▶ **GOAL**
Pick out each line below containing "values".

— start THE DATA —

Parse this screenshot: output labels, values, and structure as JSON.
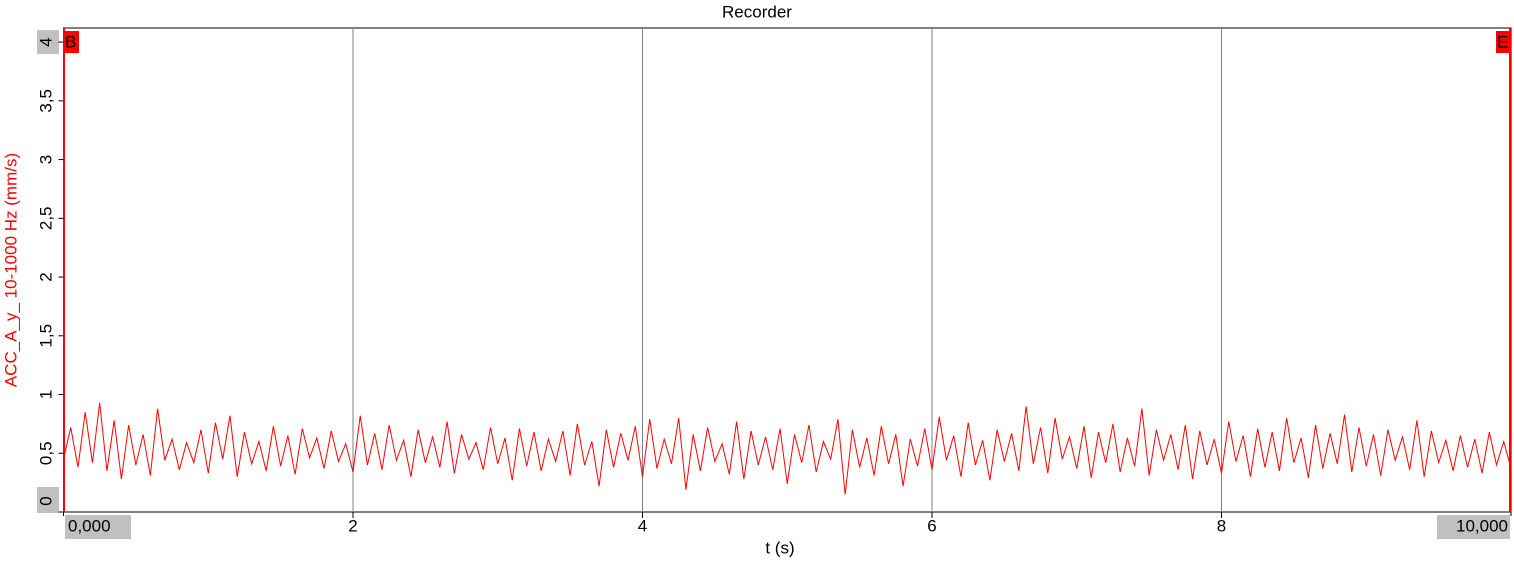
{
  "chart_data": {
    "type": "line",
    "title": "Recorder",
    "x_label": "t (s)",
    "y_label": "ACC_A_y_ 10-1000 Hz (mm/s)",
    "cursor_labels": [
      "B",
      "E"
    ],
    "xlim": [
      0,
      10
    ],
    "ylim": [
      0,
      4.12
    ],
    "grid": true,
    "xticks": [
      {
        "value": 0,
        "label": "0,000"
      },
      2,
      4,
      6,
      8,
      {
        "value": 10,
        "label": "10,000"
      }
    ],
    "yticks": [
      0,
      {
        "value": 0.5,
        "label": "0,5"
      },
      1,
      {
        "value": 1.5,
        "label": "1,5"
      },
      2,
      {
        "value": 2.5,
        "label": "2,5"
      },
      3,
      {
        "value": 3.5,
        "label": "3,5"
      },
      4
    ],
    "x": [
      0,
      0.05,
      0.1,
      0.15,
      0.2,
      0.25,
      0.3,
      0.35,
      0.4,
      0.45,
      0.5,
      0.55,
      0.6,
      0.65,
      0.7,
      0.75,
      0.8,
      0.85,
      0.9,
      0.95,
      1,
      1.05,
      1.1,
      1.15,
      1.2,
      1.25,
      1.3,
      1.35,
      1.4,
      1.45,
      1.5,
      1.55,
      1.6,
      1.65,
      1.7,
      1.75,
      1.8,
      1.85,
      1.9,
      1.95,
      2,
      2.05,
      2.1,
      2.15,
      2.2,
      2.25,
      2.3,
      2.35,
      2.4,
      2.45,
      2.5,
      2.55,
      2.6,
      2.65,
      2.7,
      2.75,
      2.8,
      2.85,
      2.9,
      2.95,
      3,
      3.05,
      3.1,
      3.15,
      3.2,
      3.25,
      3.3,
      3.35,
      3.4,
      3.45,
      3.5,
      3.55,
      3.6,
      3.65,
      3.7,
      3.75,
      3.8,
      3.85,
      3.9,
      3.95,
      4,
      4.05,
      4.1,
      4.15,
      4.2,
      4.25,
      4.3,
      4.35,
      4.4,
      4.45,
      4.5,
      4.55,
      4.6,
      4.65,
      4.7,
      4.75,
      4.8,
      4.85,
      4.9,
      4.95,
      5,
      5.05,
      5.1,
      5.15,
      5.2,
      5.25,
      5.3,
      5.35,
      5.4,
      5.45,
      5.5,
      5.55,
      5.6,
      5.65,
      5.7,
      5.75,
      5.8,
      5.85,
      5.9,
      5.95,
      6,
      6.05,
      6.1,
      6.15,
      6.2,
      6.25,
      6.3,
      6.35,
      6.4,
      6.45,
      6.5,
      6.55,
      6.6,
      6.65,
      6.7,
      6.75,
      6.8,
      6.85,
      6.9,
      6.95,
      7,
      7.05,
      7.1,
      7.15,
      7.2,
      7.25,
      7.3,
      7.35,
      7.4,
      7.45,
      7.5,
      7.55,
      7.6,
      7.65,
      7.7,
      7.75,
      7.8,
      7.85,
      7.9,
      7.95,
      8,
      8.05,
      8.1,
      8.15,
      8.2,
      8.25,
      8.3,
      8.35,
      8.4,
      8.45,
      8.5,
      8.55,
      8.6,
      8.65,
      8.7,
      8.75,
      8.8,
      8.85,
      8.9,
      8.95,
      9,
      9.05,
      9.1,
      9.15,
      9.2,
      9.25,
      9.3,
      9.35,
      9.4,
      9.45,
      9.5,
      9.55,
      9.6,
      9.65,
      9.7,
      9.75,
      9.8,
      9.85,
      9.9,
      9.95,
      10
    ],
    "series": [
      {
        "color": "#ff0000",
        "values": [
          0.45,
          0.72,
          0.38,
          0.85,
          0.42,
          0.93,
          0.35,
          0.78,
          0.28,
          0.74,
          0.4,
          0.66,
          0.31,
          0.88,
          0.44,
          0.62,
          0.36,
          0.59,
          0.42,
          0.7,
          0.33,
          0.76,
          0.45,
          0.82,
          0.3,
          0.68,
          0.41,
          0.6,
          0.35,
          0.73,
          0.39,
          0.65,
          0.32,
          0.71,
          0.46,
          0.63,
          0.37,
          0.69,
          0.43,
          0.58,
          0.34,
          0.82,
          0.4,
          0.67,
          0.36,
          0.74,
          0.44,
          0.61,
          0.3,
          0.7,
          0.42,
          0.64,
          0.38,
          0.77,
          0.33,
          0.66,
          0.45,
          0.59,
          0.36,
          0.72,
          0.41,
          0.63,
          0.27,
          0.71,
          0.39,
          0.68,
          0.35,
          0.62,
          0.43,
          0.69,
          0.31,
          0.75,
          0.4,
          0.6,
          0.22,
          0.7,
          0.38,
          0.67,
          0.44,
          0.73,
          0.3,
          0.79,
          0.37,
          0.62,
          0.41,
          0.8,
          0.19,
          0.66,
          0.35,
          0.72,
          0.43,
          0.58,
          0.32,
          0.77,
          0.28,
          0.69,
          0.4,
          0.64,
          0.36,
          0.71,
          0.24,
          0.66,
          0.42,
          0.74,
          0.34,
          0.6,
          0.45,
          0.79,
          0.15,
          0.7,
          0.38,
          0.63,
          0.31,
          0.73,
          0.41,
          0.66,
          0.22,
          0.62,
          0.39,
          0.71,
          0.36,
          0.81,
          0.44,
          0.65,
          0.3,
          0.76,
          0.4,
          0.61,
          0.27,
          0.7,
          0.43,
          0.67,
          0.35,
          0.9,
          0.41,
          0.72,
          0.33,
          0.8,
          0.45,
          0.64,
          0.37,
          0.73,
          0.29,
          0.68,
          0.42,
          0.75,
          0.34,
          0.63,
          0.39,
          0.88,
          0.31,
          0.7,
          0.44,
          0.66,
          0.36,
          0.74,
          0.28,
          0.69,
          0.4,
          0.62,
          0.33,
          0.77,
          0.43,
          0.65,
          0.3,
          0.71,
          0.38,
          0.68,
          0.35,
          0.8,
          0.42,
          0.63,
          0.29,
          0.74,
          0.37,
          0.67,
          0.41,
          0.83,
          0.34,
          0.72,
          0.39,
          0.66,
          0.31,
          0.7,
          0.44,
          0.64,
          0.36,
          0.78,
          0.3,
          0.69,
          0.42,
          0.61,
          0.35,
          0.65,
          0.38,
          0.62,
          0.33,
          0.68,
          0.4,
          0.6,
          0.37
        ]
      }
    ]
  }
}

— end THE DATA —

▶ **COMPLETED EXERCISE**
Parse this screenshot: output labels, values, and structure as JSON.
        "values": [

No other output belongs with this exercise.